Records from a data source:
-=-=-

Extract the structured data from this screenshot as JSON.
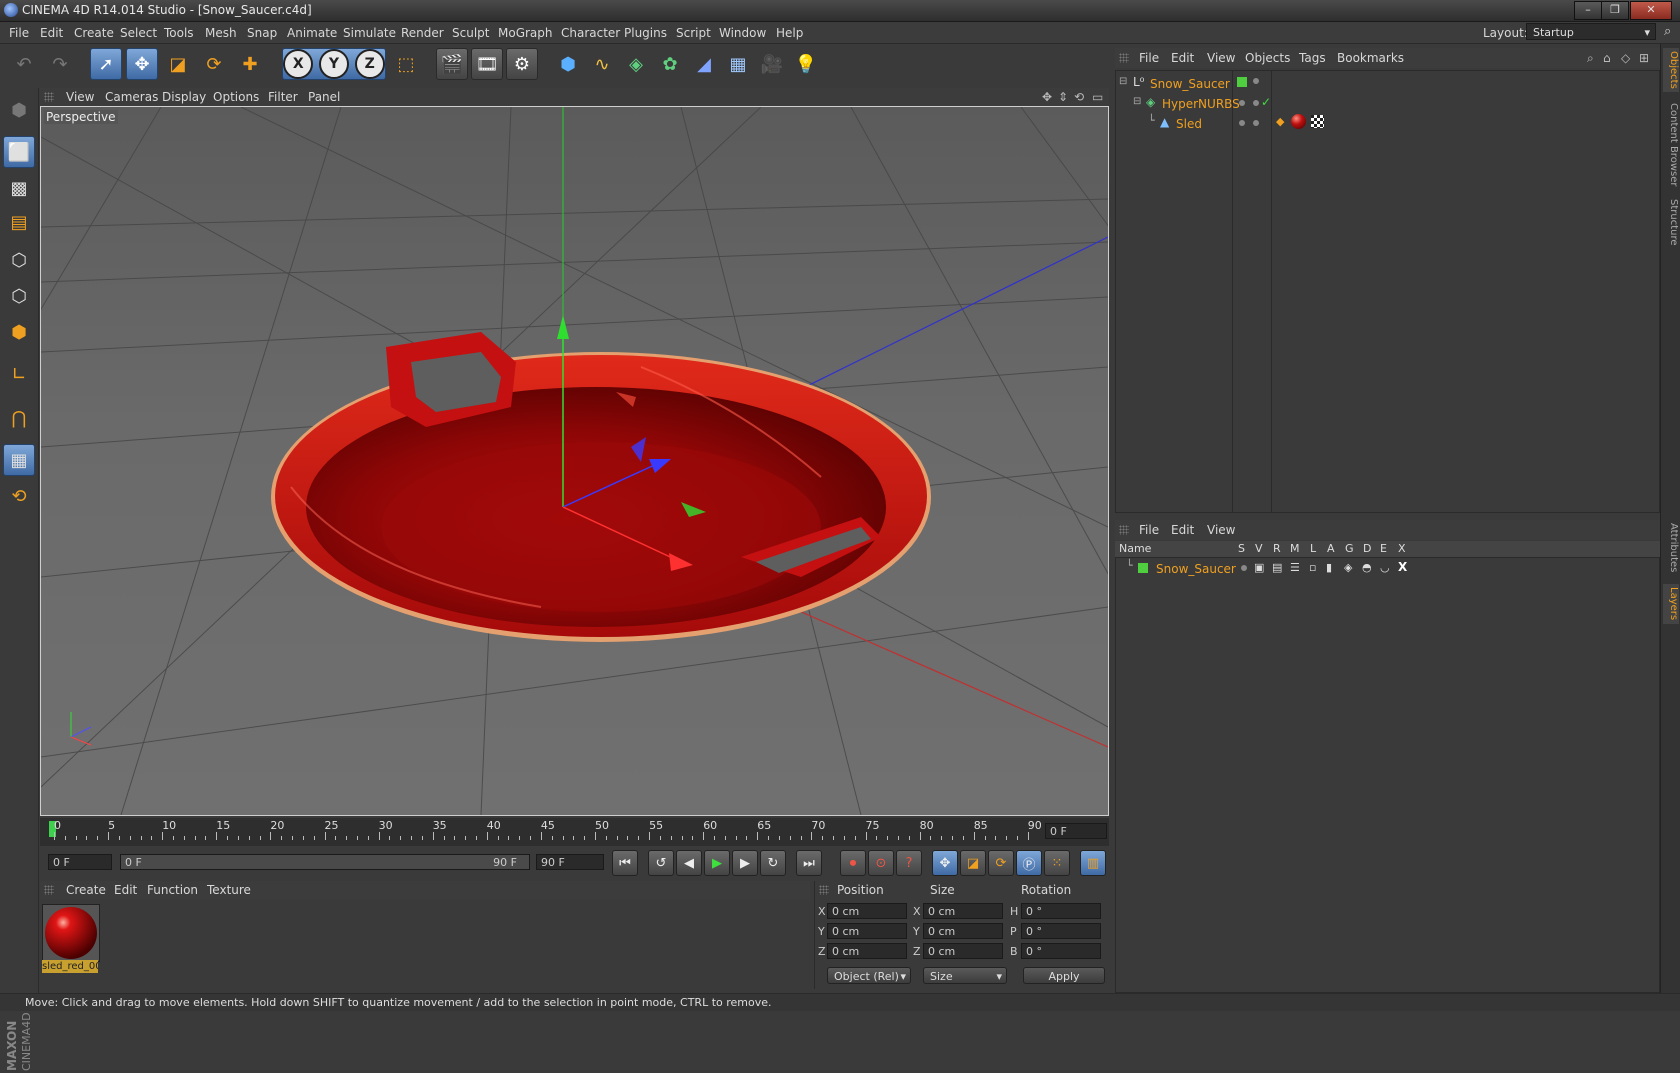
{
  "window": {
    "title": "CINEMA 4D R14.014 Studio - [Snow_Saucer.c4d]",
    "controls": [
      "–",
      "❐",
      "✕"
    ]
  },
  "menu": {
    "items": [
      "File",
      "Edit",
      "Create",
      "Select",
      "Tools",
      "Mesh",
      "Snap",
      "Animate",
      "Simulate",
      "Render",
      "Sculpt",
      "MoGraph",
      "Character",
      "Plugins",
      "Script",
      "Window",
      "Help"
    ],
    "layout_label": "Layout:",
    "layout_value": "Startup"
  },
  "viewport": {
    "menu": [
      "View",
      "Cameras",
      "Display",
      "Options",
      "Filter",
      "Panel"
    ],
    "label": "Perspective"
  },
  "timeline": {
    "ticks": [
      "0",
      "5",
      "10",
      "15",
      "20",
      "25",
      "30",
      "35",
      "40",
      "45",
      "50",
      "55",
      "60",
      "65",
      "70",
      "75",
      "80",
      "85",
      "90"
    ],
    "current_frame": "0 F"
  },
  "transport": {
    "start_field": "0 F",
    "range_start": "0 F",
    "range_end": "90 F",
    "end_field": "90 F"
  },
  "material_manager": {
    "menu": [
      "Create",
      "Edit",
      "Function",
      "Texture"
    ],
    "materials": [
      {
        "name": "sled_red_00"
      }
    ]
  },
  "coordinates": {
    "headers": [
      "Position",
      "Size",
      "Rotation"
    ],
    "rows": [
      {
        "axis": "X",
        "pos": "0 cm",
        "size_axis": "X",
        "size": "0 cm",
        "rot_axis": "H",
        "rot": "0 °"
      },
      {
        "axis": "Y",
        "pos": "0 cm",
        "size_axis": "Y",
        "size": "0 cm",
        "rot_axis": "P",
        "rot": "0 °"
      },
      {
        "axis": "Z",
        "pos": "0 cm",
        "size_axis": "Z",
        "size": "0 cm",
        "rot_axis": "B",
        "rot": "0 °"
      }
    ],
    "mode_select": "Object (Rel)",
    "size_select": "Size",
    "apply_label": "Apply"
  },
  "object_manager": {
    "menu": [
      "File",
      "Edit",
      "View",
      "Objects",
      "Tags",
      "Bookmarks"
    ],
    "objects": [
      {
        "name": "Snow_Saucer",
        "depth": 0
      },
      {
        "name": "HyperNURBS",
        "depth": 1
      },
      {
        "name": "Sled",
        "depth": 2
      }
    ]
  },
  "layer_manager": {
    "menu": [
      "File",
      "Edit",
      "View"
    ],
    "columns": [
      "Name",
      "S",
      "V",
      "R",
      "M",
      "L",
      "A",
      "G",
      "D",
      "E",
      "X"
    ],
    "layers": [
      {
        "name": "Snow_Saucer",
        "color": "#4fcf3f"
      }
    ]
  },
  "side_tabs": [
    "Objects",
    "Content Browser",
    "Structure",
    "Attributes",
    "Layers"
  ],
  "status_text": "Move: Click and drag to move elements. Hold down SHIFT to quantize movement / add to the selection in point mode, CTRL to remove.",
  "colors": {
    "accent": "#f0a020",
    "selection_blue": "#5f8bc4",
    "saucer_red": "#c81010"
  }
}
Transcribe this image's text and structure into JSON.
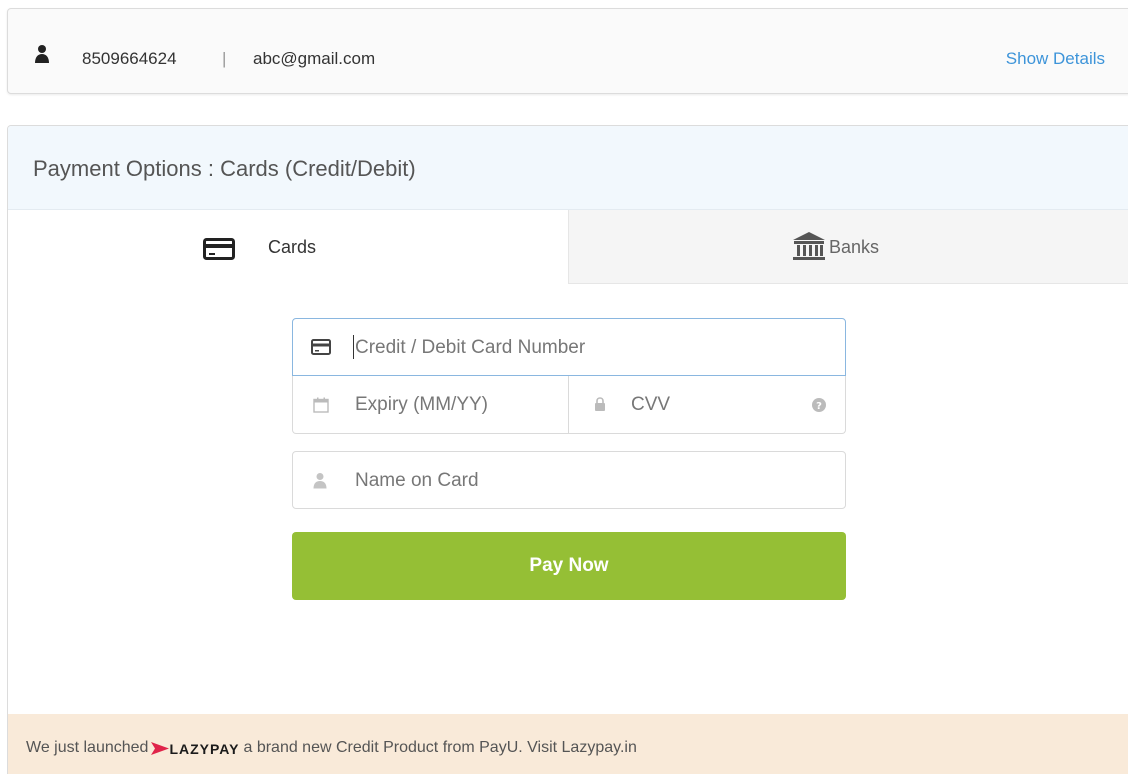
{
  "user": {
    "phone": "8509664624",
    "separator": "|",
    "email": "abc@gmail.com",
    "show_details_label": "Show Details",
    "icon": "user-icon"
  },
  "panel": {
    "title": "Payment Options : Cards (Credit/Debit)"
  },
  "tabs": [
    {
      "label": "Cards",
      "icon": "credit-card-icon",
      "active": true
    },
    {
      "label": "Banks",
      "icon": "bank-icon",
      "active": false
    }
  ],
  "form": {
    "card_number_placeholder": "Credit / Debit Card Number",
    "expiry_placeholder": "Expiry (MM/YY)",
    "cvv_placeholder": "CVV",
    "name_placeholder": "Name on Card",
    "pay_button_label": "Pay Now"
  },
  "promo": {
    "prefix": "We just launched",
    "logo_text": "LAZYPAY",
    "suffix": "a brand new Credit Product from PayU. Visit Lazypay.in"
  },
  "colors": {
    "accent_link": "#3d94d9",
    "pay_button": "#95bf35",
    "header_bg": "#f2f8fd",
    "promo_bg": "#f9ead9",
    "lazypay_logo": "#e0244a"
  }
}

-=-=-

REQUIREMENTS: Write out the entries above verbatim; the pictures do not belong in your copy.

EXERCISE ANSWER:
Extract the structured data from this screenshot as JSON.
{
  "window": {
    "title": "CINEMA 4D R14.014 Studio - [Snow_Saucer.c4d]",
    "controls": [
      "–",
      "❐",
      "✕"
    ]
  },
  "menu": {
    "items": [
      "File",
      "Edit",
      "Create",
      "Select",
      "Tools",
      "Mesh",
      "Snap",
      "Animate",
      "Simulate",
      "Render",
      "Sculpt",
      "MoGraph",
      "Character",
      "Plugins",
      "Script",
      "Window",
      "Help"
    ],
    "layout_label": "Layout:",
    "layout_value": "Startup"
  },
  "viewport": {
    "menu": [
      "View",
      "Cameras",
      "Display",
      "Options",
      "Filter",
      "Panel"
    ],
    "label": "Perspective"
  },
  "timeline": {
    "ticks": [
      "0",
      "5",
      "10",
      "15",
      "20",
      "25",
      "30",
      "35",
      "40",
      "45",
      "50",
      "55",
      "60",
      "65",
      "70",
      "75",
      "80",
      "85",
      "90"
    ],
    "current_frame": "0 F"
  },
  "transport": {
    "start_field": "0 F",
    "range_start": "0 F",
    "range_end": "90 F",
    "end_field": "90 F"
  },
  "material_manager": {
    "menu": [
      "Create",
      "Edit",
      "Function",
      "Texture"
    ],
    "materials": [
      {
        "name": "sled_red_00"
      }
    ]
  },
  "coordinates": {
    "headers": [
      "Position",
      "Size",
      "Rotation"
    ],
    "rows": [
      {
        "axis": "X",
        "pos": "0 cm",
        "size_axis": "X",
        "size": "0 cm",
        "rot_axis": "H",
        "rot": "0 °"
      },
      {
        "axis": "Y",
        "pos": "0 cm",
        "size_axis": "Y",
        "size": "0 cm",
        "rot_axis": "P",
        "rot": "0 °"
      },
      {
        "axis": "Z",
        "pos": "0 cm",
        "size_axis": "Z",
        "size": "0 cm",
        "rot_axis": "B",
        "rot": "0 °"
      }
    ],
    "mode_select": "Object (Rel)",
    "size_select": "Size",
    "apply_label": "Apply"
  },
  "object_manager": {
    "menu": [
      "File",
      "Edit",
      "View",
      "Objects",
      "Tags",
      "Bookmarks"
    ],
    "objects": [
      {
        "name": "Snow_Saucer",
        "depth": 0
      },
      {
        "name": "HyperNURBS",
        "depth": 1
      },
      {
        "name": "Sled",
        "depth": 2
      }
    ]
  },
  "layer_manager": {
    "menu": [
      "File",
      "Edit",
      "View"
    ],
    "columns": [
      "Name",
      "S",
      "V",
      "R",
      "M",
      "L",
      "A",
      "G",
      "D",
      "E",
      "X"
    ],
    "layers": [
      {
        "name": "Snow_Saucer",
        "color": "#4fcf3f"
      }
    ]
  },
  "side_tabs": [
    "Objects",
    "Content Browser",
    "Structure",
    "Attributes",
    "Layers"
  ],
  "status_text": "Move: Click and drag to move elements. Hold down SHIFT to quantize movement / add to the selection in point mode, CTRL to remove.",
  "colors": {
    "accent": "#f0a020",
    "selection_blue": "#5f8bc4",
    "saucer_red": "#c81010"
  }
}
Transcribe this image's text and structure into JSON.
{
  "user": {
    "phone": "8509664624",
    "separator": "|",
    "email": "abc@gmail.com",
    "show_details_label": "Show Details",
    "icon": "user-icon"
  },
  "panel": {
    "title": "Payment Options : Cards (Credit/Debit)"
  },
  "tabs": [
    {
      "label": "Cards",
      "icon": "credit-card-icon",
      "active": true
    },
    {
      "label": "Banks",
      "icon": "bank-icon",
      "active": false
    }
  ],
  "form": {
    "card_number_placeholder": "Credit / Debit Card Number",
    "expiry_placeholder": "Expiry (MM/YY)",
    "cvv_placeholder": "CVV",
    "name_placeholder": "Name on Card",
    "pay_button_label": "Pay Now"
  },
  "promo": {
    "prefix": "We just launched",
    "logo_text": "LAZYPAY",
    "suffix": "a brand new Credit Product from PayU. Visit Lazypay.in"
  },
  "colors": {
    "accent_link": "#3d94d9",
    "pay_button": "#95bf35",
    "header_bg": "#f2f8fd",
    "promo_bg": "#f9ead9",
    "lazypay_logo": "#e0244a"
  }
}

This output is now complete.